» Objective
Copy only what runs from the line containing "Read all visible text" through the end of the material below, line for line, with both ends included.

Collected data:
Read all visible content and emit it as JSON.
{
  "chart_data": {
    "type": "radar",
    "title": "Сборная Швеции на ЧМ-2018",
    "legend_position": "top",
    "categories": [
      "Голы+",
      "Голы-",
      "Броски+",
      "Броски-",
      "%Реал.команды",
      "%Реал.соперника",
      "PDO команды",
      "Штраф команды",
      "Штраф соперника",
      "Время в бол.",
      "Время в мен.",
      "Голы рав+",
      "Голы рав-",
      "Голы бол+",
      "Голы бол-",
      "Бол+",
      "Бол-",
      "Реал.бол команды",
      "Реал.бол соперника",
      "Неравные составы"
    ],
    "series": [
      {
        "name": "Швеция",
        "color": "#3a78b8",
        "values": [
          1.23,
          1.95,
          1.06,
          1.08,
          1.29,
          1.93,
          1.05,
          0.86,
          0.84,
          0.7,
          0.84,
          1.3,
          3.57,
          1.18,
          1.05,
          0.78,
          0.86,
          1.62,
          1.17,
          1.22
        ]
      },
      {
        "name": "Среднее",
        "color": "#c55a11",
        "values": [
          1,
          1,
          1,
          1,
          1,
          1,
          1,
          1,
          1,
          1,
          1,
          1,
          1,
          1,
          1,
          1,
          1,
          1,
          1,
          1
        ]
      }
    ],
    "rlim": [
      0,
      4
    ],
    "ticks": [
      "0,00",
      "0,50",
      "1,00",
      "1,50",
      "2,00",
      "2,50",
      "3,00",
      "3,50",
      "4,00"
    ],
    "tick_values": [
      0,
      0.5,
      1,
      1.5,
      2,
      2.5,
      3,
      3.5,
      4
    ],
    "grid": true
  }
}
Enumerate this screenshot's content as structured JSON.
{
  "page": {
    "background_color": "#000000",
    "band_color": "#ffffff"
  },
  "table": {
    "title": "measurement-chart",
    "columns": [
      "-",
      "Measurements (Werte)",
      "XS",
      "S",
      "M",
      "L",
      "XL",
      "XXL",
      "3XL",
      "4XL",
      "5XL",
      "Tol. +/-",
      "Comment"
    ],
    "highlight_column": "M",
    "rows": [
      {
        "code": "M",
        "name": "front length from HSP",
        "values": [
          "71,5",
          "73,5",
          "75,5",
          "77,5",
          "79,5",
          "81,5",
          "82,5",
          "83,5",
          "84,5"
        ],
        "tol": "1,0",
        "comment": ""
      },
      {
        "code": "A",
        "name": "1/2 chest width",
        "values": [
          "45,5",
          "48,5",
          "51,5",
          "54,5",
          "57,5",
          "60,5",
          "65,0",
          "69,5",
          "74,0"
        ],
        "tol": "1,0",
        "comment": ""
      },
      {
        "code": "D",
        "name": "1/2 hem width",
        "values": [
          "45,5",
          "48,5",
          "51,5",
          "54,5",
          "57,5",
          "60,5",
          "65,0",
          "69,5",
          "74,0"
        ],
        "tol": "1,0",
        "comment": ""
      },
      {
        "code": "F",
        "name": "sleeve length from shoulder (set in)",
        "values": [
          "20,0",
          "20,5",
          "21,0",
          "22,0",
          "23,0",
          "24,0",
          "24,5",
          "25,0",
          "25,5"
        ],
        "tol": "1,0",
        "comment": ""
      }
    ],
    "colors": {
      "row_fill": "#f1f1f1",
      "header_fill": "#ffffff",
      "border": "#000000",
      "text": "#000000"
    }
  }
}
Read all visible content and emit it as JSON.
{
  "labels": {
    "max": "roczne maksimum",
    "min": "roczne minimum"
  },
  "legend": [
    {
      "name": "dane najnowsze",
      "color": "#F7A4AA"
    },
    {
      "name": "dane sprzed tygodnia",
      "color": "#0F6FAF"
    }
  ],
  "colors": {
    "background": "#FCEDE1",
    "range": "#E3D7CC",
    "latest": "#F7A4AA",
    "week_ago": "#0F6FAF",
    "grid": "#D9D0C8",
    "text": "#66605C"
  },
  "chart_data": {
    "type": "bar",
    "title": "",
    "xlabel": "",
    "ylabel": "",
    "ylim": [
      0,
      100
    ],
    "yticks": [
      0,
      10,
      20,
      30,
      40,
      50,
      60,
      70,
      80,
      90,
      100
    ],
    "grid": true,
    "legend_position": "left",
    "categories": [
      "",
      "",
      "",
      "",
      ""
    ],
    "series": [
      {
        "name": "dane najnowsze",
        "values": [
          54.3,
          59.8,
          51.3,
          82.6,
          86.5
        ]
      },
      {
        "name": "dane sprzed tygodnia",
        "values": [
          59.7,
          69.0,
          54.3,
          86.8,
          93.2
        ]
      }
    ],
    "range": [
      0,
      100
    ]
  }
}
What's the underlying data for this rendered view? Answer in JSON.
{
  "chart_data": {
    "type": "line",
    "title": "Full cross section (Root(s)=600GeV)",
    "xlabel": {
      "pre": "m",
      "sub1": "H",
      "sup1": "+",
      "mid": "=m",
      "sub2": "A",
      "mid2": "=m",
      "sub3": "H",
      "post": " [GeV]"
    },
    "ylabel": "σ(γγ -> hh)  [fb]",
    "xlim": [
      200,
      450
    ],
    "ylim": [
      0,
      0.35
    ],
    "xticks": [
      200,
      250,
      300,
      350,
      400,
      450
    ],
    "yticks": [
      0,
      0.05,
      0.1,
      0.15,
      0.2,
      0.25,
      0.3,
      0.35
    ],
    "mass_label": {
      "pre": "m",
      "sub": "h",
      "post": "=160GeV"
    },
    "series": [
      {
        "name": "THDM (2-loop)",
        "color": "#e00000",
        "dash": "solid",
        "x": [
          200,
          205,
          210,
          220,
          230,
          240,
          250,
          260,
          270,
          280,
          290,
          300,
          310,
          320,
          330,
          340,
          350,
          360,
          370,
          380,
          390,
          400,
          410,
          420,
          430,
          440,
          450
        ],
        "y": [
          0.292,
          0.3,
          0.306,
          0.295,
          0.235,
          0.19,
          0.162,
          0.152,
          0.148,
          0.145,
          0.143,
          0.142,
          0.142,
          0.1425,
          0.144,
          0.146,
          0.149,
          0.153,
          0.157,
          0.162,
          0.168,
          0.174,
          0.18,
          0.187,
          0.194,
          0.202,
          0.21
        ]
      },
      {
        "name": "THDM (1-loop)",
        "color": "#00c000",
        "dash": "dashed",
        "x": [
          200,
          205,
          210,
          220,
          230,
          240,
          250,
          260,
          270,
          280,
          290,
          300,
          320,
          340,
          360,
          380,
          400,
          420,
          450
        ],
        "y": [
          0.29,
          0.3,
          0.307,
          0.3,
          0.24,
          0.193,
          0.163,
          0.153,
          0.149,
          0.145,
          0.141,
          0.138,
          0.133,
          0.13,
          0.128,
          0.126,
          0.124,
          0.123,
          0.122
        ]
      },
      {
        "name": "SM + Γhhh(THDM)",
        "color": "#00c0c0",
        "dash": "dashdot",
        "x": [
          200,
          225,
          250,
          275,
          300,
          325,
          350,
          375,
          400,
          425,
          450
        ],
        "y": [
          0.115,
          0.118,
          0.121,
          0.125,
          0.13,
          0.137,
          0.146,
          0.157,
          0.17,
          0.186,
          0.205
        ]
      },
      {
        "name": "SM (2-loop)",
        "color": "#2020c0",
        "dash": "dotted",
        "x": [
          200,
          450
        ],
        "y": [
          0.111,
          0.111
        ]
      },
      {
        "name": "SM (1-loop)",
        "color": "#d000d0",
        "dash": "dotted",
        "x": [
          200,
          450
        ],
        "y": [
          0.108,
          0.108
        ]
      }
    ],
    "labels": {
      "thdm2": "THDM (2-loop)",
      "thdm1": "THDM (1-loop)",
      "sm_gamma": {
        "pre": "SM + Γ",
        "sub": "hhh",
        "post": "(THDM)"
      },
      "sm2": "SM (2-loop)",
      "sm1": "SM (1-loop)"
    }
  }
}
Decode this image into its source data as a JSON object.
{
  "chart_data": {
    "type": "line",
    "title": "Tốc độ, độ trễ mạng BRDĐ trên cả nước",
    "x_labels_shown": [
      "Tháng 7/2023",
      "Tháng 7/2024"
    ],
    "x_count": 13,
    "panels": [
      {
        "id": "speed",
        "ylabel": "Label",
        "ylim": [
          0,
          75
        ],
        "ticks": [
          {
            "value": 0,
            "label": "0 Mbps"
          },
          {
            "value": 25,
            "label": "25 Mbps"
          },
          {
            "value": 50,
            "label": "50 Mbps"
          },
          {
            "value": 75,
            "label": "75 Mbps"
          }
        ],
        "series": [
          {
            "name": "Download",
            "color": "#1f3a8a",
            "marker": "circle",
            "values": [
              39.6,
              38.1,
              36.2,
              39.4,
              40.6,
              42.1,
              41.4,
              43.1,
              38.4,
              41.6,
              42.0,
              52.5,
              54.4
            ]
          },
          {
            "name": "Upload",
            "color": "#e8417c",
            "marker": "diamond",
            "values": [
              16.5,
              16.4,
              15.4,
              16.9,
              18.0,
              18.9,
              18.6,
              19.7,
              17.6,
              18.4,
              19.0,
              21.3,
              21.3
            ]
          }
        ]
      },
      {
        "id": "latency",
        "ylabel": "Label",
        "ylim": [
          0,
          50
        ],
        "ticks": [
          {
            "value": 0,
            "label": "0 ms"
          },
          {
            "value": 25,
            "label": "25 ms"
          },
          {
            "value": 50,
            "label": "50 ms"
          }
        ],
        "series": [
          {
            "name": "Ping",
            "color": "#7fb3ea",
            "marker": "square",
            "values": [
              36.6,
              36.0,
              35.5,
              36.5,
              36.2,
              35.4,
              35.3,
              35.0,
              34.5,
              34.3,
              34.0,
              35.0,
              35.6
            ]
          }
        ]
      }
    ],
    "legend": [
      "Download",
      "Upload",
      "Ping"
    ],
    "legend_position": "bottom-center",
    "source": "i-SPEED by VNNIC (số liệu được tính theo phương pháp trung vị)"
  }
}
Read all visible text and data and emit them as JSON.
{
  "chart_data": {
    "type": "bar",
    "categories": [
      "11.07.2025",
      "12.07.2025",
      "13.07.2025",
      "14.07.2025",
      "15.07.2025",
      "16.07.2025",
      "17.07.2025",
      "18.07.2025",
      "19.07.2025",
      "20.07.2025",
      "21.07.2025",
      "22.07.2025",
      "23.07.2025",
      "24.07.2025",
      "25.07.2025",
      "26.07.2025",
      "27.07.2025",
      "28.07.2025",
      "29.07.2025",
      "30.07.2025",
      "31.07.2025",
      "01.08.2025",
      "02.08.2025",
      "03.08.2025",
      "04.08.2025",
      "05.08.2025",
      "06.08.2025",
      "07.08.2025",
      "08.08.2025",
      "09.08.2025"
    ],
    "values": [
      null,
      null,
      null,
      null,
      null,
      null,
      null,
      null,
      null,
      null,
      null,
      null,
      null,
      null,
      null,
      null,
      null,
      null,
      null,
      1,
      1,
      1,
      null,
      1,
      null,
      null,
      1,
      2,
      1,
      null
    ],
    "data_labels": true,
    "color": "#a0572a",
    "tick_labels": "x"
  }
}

» Solution to this task
Read all visible text and data and emit them as JSON.
{
  "chart_data": {
    "type": "bar",
    "categories": [
      "11.07.2025",
      "12.07.2025",
      "13.07.2025",
      "14.07.2025",
      "15.07.2025",
      "16.07.2025",
      "17.07.2025",
      "18.07.2025",
      "19.07.2025",
      "20.07.2025",
      "21.07.2025",
      "22.07.2025",
      "23.07.2025",
      "24.07.2025",
      "25.07.2025",
      "26.07.2025",
      "27.07.2025",
      "28.07.2025",
      "29.07.2025",
      "30.07.2025",
      "31.07.2025",
      "01.08.2025",
      "02.08.2025",
      "03.08.2025",
      "04.08.2025",
      "05.08.2025",
      "06.08.2025",
      "07.08.2025",
      "08.08.2025",
      "09.08.2025"
    ],
    "values": [
      null,
      null,
      null,
      null,
      null,
      null,
      null,
      null,
      null,
      null,
      null,
      null,
      null,
      null,
      null,
      null,
      null,
      null,
      null,
      1,
      1,
      1,
      null,
      1,
      null,
      null,
      1,
      2,
      1,
      null
    ],
    "data_labels": true,
    "color": "#a0572a",
    "tick_labels": "x"
  }
}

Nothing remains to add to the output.